» TASK INSTRUCTIONS
Reproduce all of the records below word for word, leaving out the pictures.

======== RECORDED DATA ========

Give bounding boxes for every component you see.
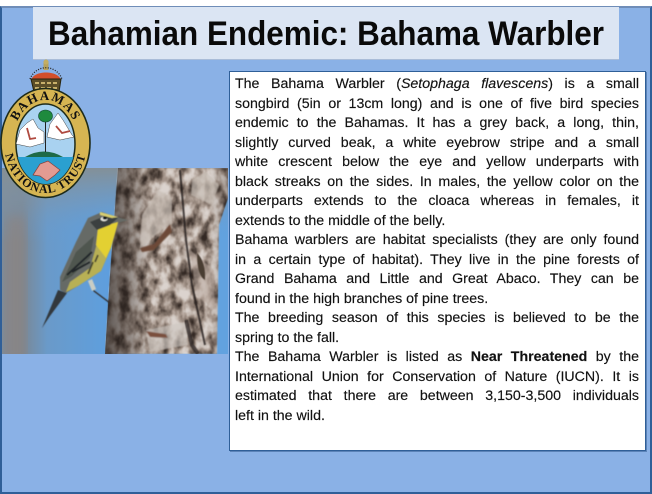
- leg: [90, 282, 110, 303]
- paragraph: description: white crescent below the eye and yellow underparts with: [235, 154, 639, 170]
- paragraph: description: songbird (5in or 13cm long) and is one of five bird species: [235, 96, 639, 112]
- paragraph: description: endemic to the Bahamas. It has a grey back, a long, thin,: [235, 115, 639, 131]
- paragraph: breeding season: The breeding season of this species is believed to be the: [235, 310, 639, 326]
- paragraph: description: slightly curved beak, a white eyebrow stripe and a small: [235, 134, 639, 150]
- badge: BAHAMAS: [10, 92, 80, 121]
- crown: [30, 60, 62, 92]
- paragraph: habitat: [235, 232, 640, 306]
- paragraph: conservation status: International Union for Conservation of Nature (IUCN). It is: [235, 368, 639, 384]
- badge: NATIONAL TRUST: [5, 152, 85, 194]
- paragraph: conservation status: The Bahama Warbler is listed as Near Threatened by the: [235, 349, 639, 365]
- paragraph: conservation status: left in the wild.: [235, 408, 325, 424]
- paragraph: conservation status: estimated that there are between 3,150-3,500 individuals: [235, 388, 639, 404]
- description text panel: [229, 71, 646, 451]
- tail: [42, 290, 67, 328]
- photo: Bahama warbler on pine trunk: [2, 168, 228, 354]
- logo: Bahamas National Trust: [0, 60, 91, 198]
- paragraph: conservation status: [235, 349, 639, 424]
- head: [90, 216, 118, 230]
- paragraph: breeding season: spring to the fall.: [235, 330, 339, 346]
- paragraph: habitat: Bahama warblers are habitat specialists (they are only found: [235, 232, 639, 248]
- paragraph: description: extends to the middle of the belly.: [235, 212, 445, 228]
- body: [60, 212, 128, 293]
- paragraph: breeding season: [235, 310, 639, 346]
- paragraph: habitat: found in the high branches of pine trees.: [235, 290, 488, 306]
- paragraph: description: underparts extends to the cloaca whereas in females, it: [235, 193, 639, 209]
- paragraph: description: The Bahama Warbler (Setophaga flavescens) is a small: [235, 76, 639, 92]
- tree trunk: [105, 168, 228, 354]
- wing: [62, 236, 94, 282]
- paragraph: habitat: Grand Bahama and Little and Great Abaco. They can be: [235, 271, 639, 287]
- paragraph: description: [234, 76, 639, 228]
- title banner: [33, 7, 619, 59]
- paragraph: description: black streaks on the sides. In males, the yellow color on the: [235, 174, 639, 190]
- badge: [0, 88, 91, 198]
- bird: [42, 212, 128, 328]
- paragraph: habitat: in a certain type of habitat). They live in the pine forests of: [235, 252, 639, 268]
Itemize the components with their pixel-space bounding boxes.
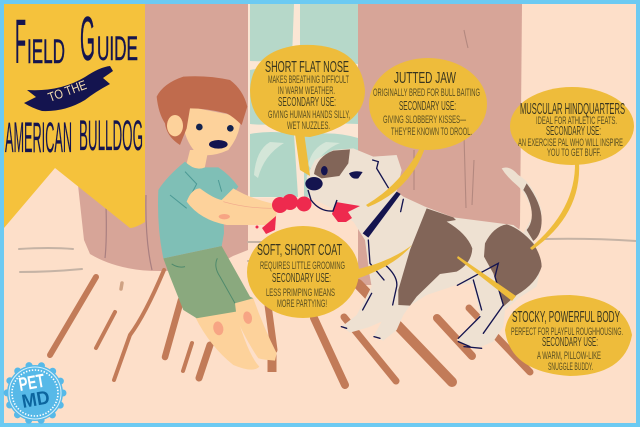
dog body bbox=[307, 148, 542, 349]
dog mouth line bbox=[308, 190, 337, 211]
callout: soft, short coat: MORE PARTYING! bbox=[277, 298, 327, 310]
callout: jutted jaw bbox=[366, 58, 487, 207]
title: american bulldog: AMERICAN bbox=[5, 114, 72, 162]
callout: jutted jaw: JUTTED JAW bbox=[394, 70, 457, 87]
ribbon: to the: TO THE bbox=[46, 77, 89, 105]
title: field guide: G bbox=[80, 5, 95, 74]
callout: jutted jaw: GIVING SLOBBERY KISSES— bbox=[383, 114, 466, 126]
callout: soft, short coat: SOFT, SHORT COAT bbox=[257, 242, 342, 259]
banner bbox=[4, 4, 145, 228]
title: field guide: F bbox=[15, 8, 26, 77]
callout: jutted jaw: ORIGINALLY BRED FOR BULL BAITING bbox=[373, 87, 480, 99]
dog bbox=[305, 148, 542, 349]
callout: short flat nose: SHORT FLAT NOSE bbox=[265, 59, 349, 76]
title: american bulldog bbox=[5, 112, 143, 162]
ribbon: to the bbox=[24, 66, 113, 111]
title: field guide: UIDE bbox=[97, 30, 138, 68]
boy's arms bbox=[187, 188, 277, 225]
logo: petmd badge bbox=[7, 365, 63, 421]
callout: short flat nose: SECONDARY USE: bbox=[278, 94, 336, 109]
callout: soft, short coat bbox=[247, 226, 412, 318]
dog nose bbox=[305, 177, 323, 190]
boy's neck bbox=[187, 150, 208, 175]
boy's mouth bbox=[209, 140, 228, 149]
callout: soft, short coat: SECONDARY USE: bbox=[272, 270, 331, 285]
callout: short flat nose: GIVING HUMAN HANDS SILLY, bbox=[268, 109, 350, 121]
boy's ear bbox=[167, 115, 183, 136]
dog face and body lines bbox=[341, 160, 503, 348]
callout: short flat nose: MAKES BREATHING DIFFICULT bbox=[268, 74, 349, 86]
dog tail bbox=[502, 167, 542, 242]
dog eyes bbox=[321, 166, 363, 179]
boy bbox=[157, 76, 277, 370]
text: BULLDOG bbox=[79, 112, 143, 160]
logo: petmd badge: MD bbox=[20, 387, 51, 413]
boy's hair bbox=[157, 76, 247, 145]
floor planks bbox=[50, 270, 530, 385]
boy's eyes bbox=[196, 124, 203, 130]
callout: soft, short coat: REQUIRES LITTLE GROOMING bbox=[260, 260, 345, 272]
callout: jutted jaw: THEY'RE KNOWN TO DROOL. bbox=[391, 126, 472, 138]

========

» COMPLETE ANSWER
Give bounding boxes for every component you see.
- leg: [90, 282, 110, 303]
- paragraph: description: white crescent below the eye and yellow underparts with: [235, 154, 639, 170]
- paragraph: description: songbird (5in or 13cm long) and is one of five bird species: [235, 96, 639, 112]
- paragraph: description: endemic to the Bahamas. It has a grey back, a long, thin,: [235, 115, 639, 131]
- paragraph: breeding season: The breeding season of this species is believed to be the: [235, 310, 639, 326]
- paragraph: description: slightly curved beak, a white eyebrow stripe and a small: [235, 134, 639, 150]
- badge: BAHAMAS: [10, 92, 80, 121]
- crown: [30, 60, 62, 92]
- paragraph: habitat: [235, 232, 640, 306]
- paragraph: conservation status: International Union for Conservation of Nature (IUCN). It is: [235, 368, 639, 384]
- badge: NATIONAL TRUST: [5, 152, 85, 194]
- paragraph: conservation status: The Bahama Warbler is listed as Near Threatened by the: [235, 349, 639, 365]
- paragraph: conservation status: left in the wild.: [235, 408, 325, 424]
- paragraph: conservation status: estimated that there are between 3,150-3,500 individuals: [235, 388, 639, 404]
- description text panel: [229, 71, 646, 451]
- tail: [42, 290, 67, 328]
- photo: Bahama warbler on pine trunk: [2, 168, 228, 354]
- logo: Bahamas National Trust: [0, 60, 91, 198]
- paragraph: conservation status: [235, 349, 639, 424]
- head: [90, 216, 118, 230]
- paragraph: breeding season: spring to the fall.: [235, 330, 339, 346]
- paragraph: habitat: Bahama warblers are habitat specialists (they are only found: [235, 232, 639, 248]
- paragraph: description: extends to the middle of the belly.: [235, 212, 445, 228]
- body: [60, 212, 128, 293]
- paragraph: breeding season: [235, 310, 639, 346]
- paragraph: habitat: found in the high branches of pine trees.: [235, 290, 488, 306]
- paragraph: description: underparts extends to the cloaca whereas in females, it: [235, 193, 639, 209]
- paragraph: description: The Bahama Warbler (Setophaga flavescens) is a small: [235, 76, 639, 92]
- tree trunk: [105, 168, 228, 354]
- wing: [62, 236, 94, 282]
- paragraph: habitat: Grand Bahama and Little and Great Abaco. They can be: [235, 271, 639, 287]
- paragraph: description: [234, 76, 639, 228]
- title banner: [33, 7, 619, 59]
- paragraph: description: black streaks on the sides. In males, the yellow color on the: [235, 174, 639, 190]
- badge: [0, 88, 91, 198]
- bird: [42, 212, 128, 328]
- paragraph: habitat: in a certain type of habitat). They live in the pine forests of: [235, 252, 639, 268]
Itemize the components with their pixel-space bounding boxes.
dog body bbox=[307, 148, 542, 349]
dog mouth line bbox=[308, 190, 337, 211]
callout: soft, short coat: MORE PARTYING! bbox=[277, 298, 327, 310]
callout: jutted jaw bbox=[366, 58, 487, 207]
title: american bulldog: AMERICAN bbox=[5, 114, 72, 162]
callout: jutted jaw: JUTTED JAW bbox=[394, 70, 457, 87]
ribbon: to the: TO THE bbox=[46, 77, 89, 105]
title: field guide: G bbox=[80, 5, 95, 74]
callout: jutted jaw: GIVING SLOBBERY KISSES— bbox=[383, 114, 466, 126]
callout: soft, short coat: SOFT, SHORT COAT bbox=[257, 242, 342, 259]
banner bbox=[4, 4, 145, 228]
title: field guide: F bbox=[15, 8, 26, 77]
callout: jutted jaw: ORIGINALLY BRED FOR BULL BAITING bbox=[373, 87, 480, 99]
dog bbox=[305, 148, 542, 349]
callout: short flat nose: SHORT FLAT NOSE bbox=[265, 59, 349, 76]
title: american bulldog bbox=[5, 112, 143, 162]
ribbon: to the bbox=[24, 66, 113, 111]
title: field guide: UIDE bbox=[97, 30, 138, 68]
boy's arms bbox=[187, 188, 277, 225]
logo: petmd badge bbox=[7, 365, 63, 421]
callout: short flat nose: SECONDARY USE: bbox=[278, 94, 336, 109]
callout: soft, short coat bbox=[247, 226, 412, 318]
dog nose bbox=[305, 177, 323, 190]
boy's neck bbox=[187, 150, 208, 175]
boy's mouth bbox=[209, 140, 228, 149]
callout: soft, short coat: SECONDARY USE: bbox=[272, 270, 331, 285]
callout: short flat nose: GIVING HUMAN HANDS SILLY, bbox=[268, 109, 350, 121]
boy's ear bbox=[167, 115, 183, 136]
dog face and body lines bbox=[341, 160, 503, 348]
callout: short flat nose: MAKES BREATHING DIFFICULT bbox=[268, 74, 349, 86]
dog tail bbox=[502, 167, 542, 242]
dog eyes bbox=[321, 166, 363, 179]
boy bbox=[157, 76, 277, 370]
text: BULLDOG bbox=[79, 112, 143, 160]
logo: petmd badge: MD bbox=[20, 387, 51, 413]
boy's hair bbox=[157, 76, 247, 145]
floor planks bbox=[50, 270, 530, 385]
boy's eyes bbox=[196, 124, 203, 130]
callout: soft, short coat: REQUIRES LITTLE GROOMING bbox=[260, 260, 345, 272]
callout: jutted jaw: THEY'RE KNOWN TO DROOL. bbox=[391, 126, 472, 138]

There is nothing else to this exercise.